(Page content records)

»»

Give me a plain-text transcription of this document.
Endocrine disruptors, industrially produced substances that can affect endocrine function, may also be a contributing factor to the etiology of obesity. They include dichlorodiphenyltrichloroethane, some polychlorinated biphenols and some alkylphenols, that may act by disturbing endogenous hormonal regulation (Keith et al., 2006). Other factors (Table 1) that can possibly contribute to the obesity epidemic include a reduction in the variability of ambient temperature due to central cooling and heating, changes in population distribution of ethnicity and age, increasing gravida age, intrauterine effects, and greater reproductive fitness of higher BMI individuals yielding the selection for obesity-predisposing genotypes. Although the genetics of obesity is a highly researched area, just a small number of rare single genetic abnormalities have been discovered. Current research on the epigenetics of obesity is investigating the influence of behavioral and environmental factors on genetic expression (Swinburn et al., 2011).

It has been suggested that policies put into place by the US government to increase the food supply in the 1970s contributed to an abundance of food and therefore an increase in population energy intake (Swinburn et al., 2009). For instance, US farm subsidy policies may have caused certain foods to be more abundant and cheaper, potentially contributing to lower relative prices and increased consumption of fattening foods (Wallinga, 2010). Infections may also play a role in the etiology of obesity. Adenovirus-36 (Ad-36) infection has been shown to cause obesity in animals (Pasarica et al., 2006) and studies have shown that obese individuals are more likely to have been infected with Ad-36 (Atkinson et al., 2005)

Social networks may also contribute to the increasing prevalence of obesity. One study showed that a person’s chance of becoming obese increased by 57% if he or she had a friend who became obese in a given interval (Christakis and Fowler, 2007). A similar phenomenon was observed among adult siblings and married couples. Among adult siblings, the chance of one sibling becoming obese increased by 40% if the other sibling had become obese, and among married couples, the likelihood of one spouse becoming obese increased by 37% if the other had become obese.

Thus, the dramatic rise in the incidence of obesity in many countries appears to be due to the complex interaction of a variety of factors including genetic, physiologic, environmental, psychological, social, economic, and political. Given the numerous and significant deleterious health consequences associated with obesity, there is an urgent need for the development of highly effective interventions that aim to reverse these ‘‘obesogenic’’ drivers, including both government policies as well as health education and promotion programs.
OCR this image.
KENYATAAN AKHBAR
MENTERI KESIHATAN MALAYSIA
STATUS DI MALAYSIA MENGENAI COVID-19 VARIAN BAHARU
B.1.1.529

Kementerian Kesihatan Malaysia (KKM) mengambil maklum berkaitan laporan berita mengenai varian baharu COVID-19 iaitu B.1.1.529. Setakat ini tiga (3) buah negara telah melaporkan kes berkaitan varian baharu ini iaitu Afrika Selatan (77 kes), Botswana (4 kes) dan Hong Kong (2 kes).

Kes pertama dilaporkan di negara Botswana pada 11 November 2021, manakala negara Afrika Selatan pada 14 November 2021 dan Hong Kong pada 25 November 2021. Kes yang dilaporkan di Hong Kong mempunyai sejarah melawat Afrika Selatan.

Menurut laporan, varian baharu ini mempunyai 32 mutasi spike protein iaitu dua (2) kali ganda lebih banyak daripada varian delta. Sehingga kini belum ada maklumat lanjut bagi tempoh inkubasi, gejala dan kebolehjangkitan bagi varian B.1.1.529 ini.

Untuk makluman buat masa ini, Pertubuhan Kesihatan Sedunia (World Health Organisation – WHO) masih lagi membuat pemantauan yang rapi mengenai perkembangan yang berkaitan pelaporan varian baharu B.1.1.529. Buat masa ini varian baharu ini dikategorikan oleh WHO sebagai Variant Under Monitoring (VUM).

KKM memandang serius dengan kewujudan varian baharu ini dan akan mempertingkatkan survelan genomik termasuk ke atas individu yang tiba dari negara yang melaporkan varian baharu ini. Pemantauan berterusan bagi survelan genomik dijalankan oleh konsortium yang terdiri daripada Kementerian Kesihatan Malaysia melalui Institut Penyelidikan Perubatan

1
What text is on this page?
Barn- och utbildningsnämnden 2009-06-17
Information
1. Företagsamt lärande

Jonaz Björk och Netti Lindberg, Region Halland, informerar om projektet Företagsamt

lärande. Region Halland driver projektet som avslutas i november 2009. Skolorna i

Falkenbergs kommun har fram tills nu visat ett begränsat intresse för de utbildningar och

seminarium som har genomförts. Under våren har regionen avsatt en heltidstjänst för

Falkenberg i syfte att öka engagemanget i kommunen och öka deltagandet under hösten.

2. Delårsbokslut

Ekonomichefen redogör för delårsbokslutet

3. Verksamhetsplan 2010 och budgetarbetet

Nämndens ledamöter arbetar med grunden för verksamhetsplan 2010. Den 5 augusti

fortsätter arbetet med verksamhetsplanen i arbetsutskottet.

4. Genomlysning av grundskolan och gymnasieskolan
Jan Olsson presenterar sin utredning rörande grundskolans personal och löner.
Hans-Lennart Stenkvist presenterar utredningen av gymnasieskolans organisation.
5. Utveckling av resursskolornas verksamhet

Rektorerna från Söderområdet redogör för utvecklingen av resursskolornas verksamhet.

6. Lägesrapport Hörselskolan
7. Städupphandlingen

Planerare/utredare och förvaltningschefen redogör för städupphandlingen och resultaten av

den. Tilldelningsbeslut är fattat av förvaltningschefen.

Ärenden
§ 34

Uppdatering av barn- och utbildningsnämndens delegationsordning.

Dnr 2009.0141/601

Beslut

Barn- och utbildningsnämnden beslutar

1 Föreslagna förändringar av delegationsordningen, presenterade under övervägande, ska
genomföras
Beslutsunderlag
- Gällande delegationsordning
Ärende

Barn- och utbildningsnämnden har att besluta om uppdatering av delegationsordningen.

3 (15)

««

EXERCISE BRIEF: Word for word, write out all the lines shown above.

EXERCISE SOLUTION:
Give me a plain-text transcription of this document.
Endocrine disruptors, industrially produced substances that can affect endocrine function, may also be a contributing factor to the etiology of obesity. They include dichlorodiphenyltrichloroethane, some polychlorinated biphenols and some alkylphenols, that may act by disturbing endogenous hormonal regulation (Keith et al., 2006). Other factors (Table 1) that can possibly contribute to the obesity epidemic include a reduction in the variability of ambient temperature due to central cooling and heating, changes in population distribution of ethnicity and age, increasing gravida age, intrauterine effects, and greater reproductive fitness of higher BMI individuals yielding the selection for obesity-predisposing genotypes. Although the genetics of obesity is a highly researched area, just a small number of rare single genetic abnormalities have been discovered. Current research on the epigenetics of obesity is investigating the influence of behavioral and environmental factors on genetic expression (Swinburn et al., 2011).

It has been suggested that policies put into place by the US government to increase the food supply in the 1970s contributed to an abundance of food and therefore an increase in population energy intake (Swinburn et al., 2009). For instance, US farm subsidy policies may have caused certain foods to be more abundant and cheaper, potentially contributing to lower relative prices and increased consumption of fattening foods (Wallinga, 2010). Infections may also play a role in the etiology of obesity. Adenovirus-36 (Ad-36) infection has been shown to cause obesity in animals (Pasarica et al., 2006) and studies have shown that obese individuals are more likely to have been infected with Ad-36 (Atkinson et al., 2005)

Social networks may also contribute to the increasing prevalence of obesity. One study showed that a person’s chance of becoming obese increased by 57% if he or she had a friend who became obese in a given interval (Christakis and Fowler, 2007). A similar phenomenon was observed among adult siblings and married couples. Among adult siblings, the chance of one sibling becoming obese increased by 40% if the other sibling had become obese, and among married couples, the likelihood of one spouse becoming obese increased by 37% if the other had become obese.

Thus, the dramatic rise in the incidence of obesity in many countries appears to be due to the complex interaction of a variety of factors including genetic, physiologic, environmental, psychological, social, economic, and political. Given the numerous and significant deleterious health consequences associated with obesity, there is an urgent need for the development of highly effective interventions that aim to reverse these ‘‘obesogenic’’ drivers, including both government policies as well as health education and promotion programs.
OCR this image.
KENYATAAN AKHBAR
MENTERI KESIHATAN MALAYSIA
STATUS DI MALAYSIA MENGENAI COVID-19 VARIAN BAHARU
B.1.1.529

Kementerian Kesihatan Malaysia (KKM) mengambil maklum berkaitan laporan berita mengenai varian baharu COVID-19 iaitu B.1.1.529. Setakat ini tiga (3) buah negara telah melaporkan kes berkaitan varian baharu ini iaitu Afrika Selatan (77 kes), Botswana (4 kes) dan Hong Kong (2 kes).

Kes pertama dilaporkan di negara Botswana pada 11 November 2021, manakala negara Afrika Selatan pada 14 November 2021 dan Hong Kong pada 25 November 2021. Kes yang dilaporkan di Hong Kong mempunyai sejarah melawat Afrika Selatan.

Menurut laporan, varian baharu ini mempunyai 32 mutasi spike protein iaitu dua (2) kali ganda lebih banyak daripada varian delta. Sehingga kini belum ada maklumat lanjut bagi tempoh inkubasi, gejala dan kebolehjangkitan bagi varian B.1.1.529 ini.

Untuk makluman buat masa ini, Pertubuhan Kesihatan Sedunia (World Health Organisation – WHO) masih lagi membuat pemantauan yang rapi mengenai perkembangan yang berkaitan pelaporan varian baharu B.1.1.529. Buat masa ini varian baharu ini dikategorikan oleh WHO sebagai Variant Under Monitoring (VUM).

KKM memandang serius dengan kewujudan varian baharu ini dan akan mempertingkatkan survelan genomik termasuk ke atas individu yang tiba dari negara yang melaporkan varian baharu ini. Pemantauan berterusan bagi survelan genomik dijalankan oleh konsortium yang terdiri daripada Kementerian Kesihatan Malaysia melalui Institut Penyelidikan Perubatan

1
What text is on this page?
Barn- och utbildningsnämnden 2009-06-17
Information
1. Företagsamt lärande

Jonaz Björk och Netti Lindberg, Region Halland, informerar om projektet Företagsamt

lärande. Region Halland driver projektet som avslutas i november 2009. Skolorna i

Falkenbergs kommun har fram tills nu visat ett begränsat intresse för de utbildningar och

seminarium som har genomförts. Under våren har regionen avsatt en heltidstjänst för

Falkenberg i syfte att öka engagemanget i kommunen och öka deltagandet under hösten.

2. Delårsbokslut

Ekonomichefen redogör för delårsbokslutet

3. Verksamhetsplan 2010 och budgetarbetet

Nämndens ledamöter arbetar med grunden för verksamhetsplan 2010. Den 5 augusti

fortsätter arbetet med verksamhetsplanen i arbetsutskottet.

4. Genomlysning av grundskolan och gymnasieskolan
Jan Olsson presenterar sin utredning rörande grundskolans personal och löner.
Hans-Lennart Stenkvist presenterar utredningen av gymnasieskolans organisation.
5. Utveckling av resursskolornas verksamhet

Rektorerna från Söderområdet redogör för utvecklingen av resursskolornas verksamhet.

6. Lägesrapport Hörselskolan
7. Städupphandlingen

Planerare/utredare och förvaltningschefen redogör för städupphandlingen och resultaten av

den. Tilldelningsbeslut är fattat av förvaltningschefen.

Ärenden
§ 34

Uppdatering av barn- och utbildningsnämndens delegationsordning.

Dnr 2009.0141/601

Beslut

Barn- och utbildningsnämnden beslutar

1 Föreslagna förändringar av delegationsordningen, presenterade under övervägande, ska
genomföras
Beslutsunderlag
- Gällande delegationsordning
Ärende

Barn- och utbildningsnämnden har att besluta om uppdatering av delegationsordningen.

3 (15)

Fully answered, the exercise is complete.